# [WHAT THE TASK REQUIRES]
Exactly as they appear, output all of the records. Skip any images.
■ ■ ■ ■ ■ ■ ■
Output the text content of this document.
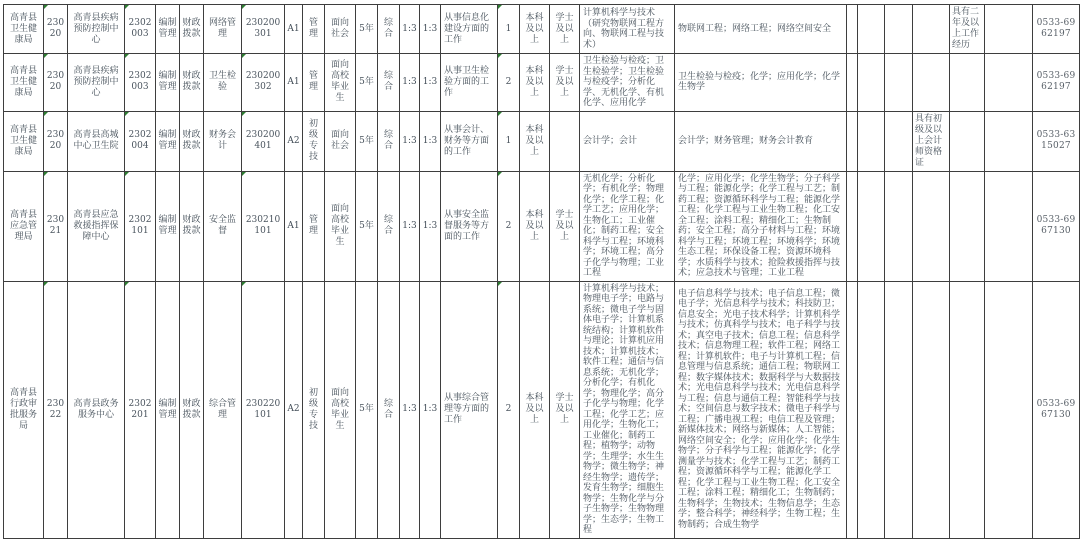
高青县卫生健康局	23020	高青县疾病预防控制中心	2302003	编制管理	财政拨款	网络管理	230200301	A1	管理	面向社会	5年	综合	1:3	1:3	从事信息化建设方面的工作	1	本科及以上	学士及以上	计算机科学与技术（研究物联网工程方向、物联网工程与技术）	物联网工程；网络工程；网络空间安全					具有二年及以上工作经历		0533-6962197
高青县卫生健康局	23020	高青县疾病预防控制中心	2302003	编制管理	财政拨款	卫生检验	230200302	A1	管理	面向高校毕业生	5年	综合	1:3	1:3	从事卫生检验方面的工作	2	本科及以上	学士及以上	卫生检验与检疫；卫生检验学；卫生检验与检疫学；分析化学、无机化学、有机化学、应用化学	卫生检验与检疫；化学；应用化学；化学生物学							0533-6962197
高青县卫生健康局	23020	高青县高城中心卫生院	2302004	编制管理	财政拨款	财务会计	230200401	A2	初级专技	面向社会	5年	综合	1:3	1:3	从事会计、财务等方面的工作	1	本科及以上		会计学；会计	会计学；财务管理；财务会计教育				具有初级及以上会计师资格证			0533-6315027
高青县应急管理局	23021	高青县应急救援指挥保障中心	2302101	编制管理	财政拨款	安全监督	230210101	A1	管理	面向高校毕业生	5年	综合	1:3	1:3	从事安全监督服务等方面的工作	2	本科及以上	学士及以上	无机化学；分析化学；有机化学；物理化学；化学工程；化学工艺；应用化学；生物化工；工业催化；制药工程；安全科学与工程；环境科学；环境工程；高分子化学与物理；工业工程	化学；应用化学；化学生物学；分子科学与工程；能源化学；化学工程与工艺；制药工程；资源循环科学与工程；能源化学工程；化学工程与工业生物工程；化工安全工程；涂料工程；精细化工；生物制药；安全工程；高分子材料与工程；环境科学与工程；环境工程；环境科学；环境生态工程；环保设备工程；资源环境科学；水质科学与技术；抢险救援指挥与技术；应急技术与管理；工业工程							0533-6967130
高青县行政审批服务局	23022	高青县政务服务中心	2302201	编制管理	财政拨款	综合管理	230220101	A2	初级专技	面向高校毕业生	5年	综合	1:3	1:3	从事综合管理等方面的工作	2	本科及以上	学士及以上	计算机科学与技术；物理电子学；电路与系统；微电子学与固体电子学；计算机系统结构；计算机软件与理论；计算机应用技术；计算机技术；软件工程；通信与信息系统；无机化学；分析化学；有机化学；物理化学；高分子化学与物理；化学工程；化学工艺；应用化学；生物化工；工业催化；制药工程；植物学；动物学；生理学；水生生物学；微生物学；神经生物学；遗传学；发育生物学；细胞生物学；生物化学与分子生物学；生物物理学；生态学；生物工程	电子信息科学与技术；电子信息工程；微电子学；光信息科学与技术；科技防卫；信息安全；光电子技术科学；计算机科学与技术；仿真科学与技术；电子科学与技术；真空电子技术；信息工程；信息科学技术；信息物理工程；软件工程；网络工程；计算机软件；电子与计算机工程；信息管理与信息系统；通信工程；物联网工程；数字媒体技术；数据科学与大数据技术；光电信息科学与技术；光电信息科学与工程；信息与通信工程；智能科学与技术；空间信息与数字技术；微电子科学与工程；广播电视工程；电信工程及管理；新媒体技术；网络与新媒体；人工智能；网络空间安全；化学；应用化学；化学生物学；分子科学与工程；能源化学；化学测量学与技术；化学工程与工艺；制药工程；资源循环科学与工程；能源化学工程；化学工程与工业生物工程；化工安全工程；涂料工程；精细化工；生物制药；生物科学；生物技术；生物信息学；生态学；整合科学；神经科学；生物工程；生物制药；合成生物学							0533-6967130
■ ■ ■ ■ ■ ■ ■
# [TASK SOLUTION]
Output the text content of this document.
高青县卫生健康局	23020	高青县疾病预防控制中心	2302003	编制管理	财政拨款	网络管理	230200301	A1	管理	面向社会	5年	综合	1:3	1:3	从事信息化建设方面的工作	1	本科及以上	学士及以上	计算机科学与技术（研究物联网工程方向、物联网工程与技术）	物联网工程；网络工程；网络空间安全					具有二年及以上工作经历		0533-6962197
高青县卫生健康局	23020	高青县疾病预防控制中心	2302003	编制管理	财政拨款	卫生检验	230200302	A1	管理	面向高校毕业生	5年	综合	1:3	1:3	从事卫生检验方面的工作	2	本科及以上	学士及以上	卫生检验与检疫；卫生检验学；卫生检验与检疫学；分析化学、无机化学、有机化学、应用化学	卫生检验与检疫；化学；应用化学；化学生物学							0533-6962197
高青县卫生健康局	23020	高青县高城中心卫生院	2302004	编制管理	财政拨款	财务会计	230200401	A2	初级专技	面向社会	5年	综合	1:3	1:3	从事会计、财务等方面的工作	1	本科及以上		会计学；会计	会计学；财务管理；财务会计教育				具有初级及以上会计师资格证			0533-6315027
高青县应急管理局	23021	高青县应急救援指挥保障中心	2302101	编制管理	财政拨款	安全监督	230210101	A1	管理	面向高校毕业生	5年	综合	1:3	1:3	从事安全监督服务等方面的工作	2	本科及以上	学士及以上	无机化学；分析化学；有机化学；物理化学；化学工程；化学工艺；应用化学；生物化工；工业催化；制药工程；安全科学与工程；环境科学；环境工程；高分子化学与物理；工业工程	化学；应用化学；化学生物学；分子科学与工程；能源化学；化学工程与工艺；制药工程；资源循环科学与工程；能源化学工程；化学工程与工业生物工程；化工安全工程；涂料工程；精细化工；生物制药；安全工程；高分子材料与工程；环境科学与工程；环境工程；环境科学；环境生态工程；环保设备工程；资源环境科学；水质科学与技术；抢险救援指挥与技术；应急技术与管理；工业工程							0533-6967130
高青县行政审批服务局	23022	高青县政务服务中心	2302201	编制管理	财政拨款	综合管理	230220101	A2	初级专技	面向高校毕业生	5年	综合	1:3	1:3	从事综合管理等方面的工作	2	本科及以上	学士及以上	计算机科学与技术；物理电子学；电路与系统；微电子学与固体电子学；计算机系统结构；计算机软件与理论；计算机应用技术；计算机技术；软件工程；通信与信息系统；无机化学；分析化学；有机化学；物理化学；高分子化学与物理；化学工程；化学工艺；应用化学；生物化工；工业催化；制药工程；植物学；动物学；生理学；水生生物学；微生物学；神经生物学；遗传学；发育生物学；细胞生物学；生物化学与分子生物学；生物物理学；生态学；生物工程	电子信息科学与技术；电子信息工程；微电子学；光信息科学与技术；科技防卫；信息安全；光电子技术科学；计算机科学与技术；仿真科学与技术；电子科学与技术；真空电子技术；信息工程；信息科学技术；信息物理工程；软件工程；网络工程；计算机软件；电子与计算机工程；信息管理与信息系统；通信工程；物联网工程；数字媒体技术；数据科学与大数据技术；光电信息科学与技术；光电信息科学与工程；信息与通信工程；智能科学与技术；空间信息与数字技术；微电子科学与工程；广播电视工程；电信工程及管理；新媒体技术；网络与新媒体；人工智能；网络空间安全；化学；应用化学；化学生物学；分子科学与工程；能源化学；化学测量学与技术；化学工程与工艺；制药工程；资源循环科学与工程；能源化学工程；化学工程与工业生物工程；化工安全工程；涂料工程；精细化工；生物制药；生物科学；生物技术；生物信息学；生态学；整合科学；神经科学；生物工程；生物制药；合成生物学							0533-6967130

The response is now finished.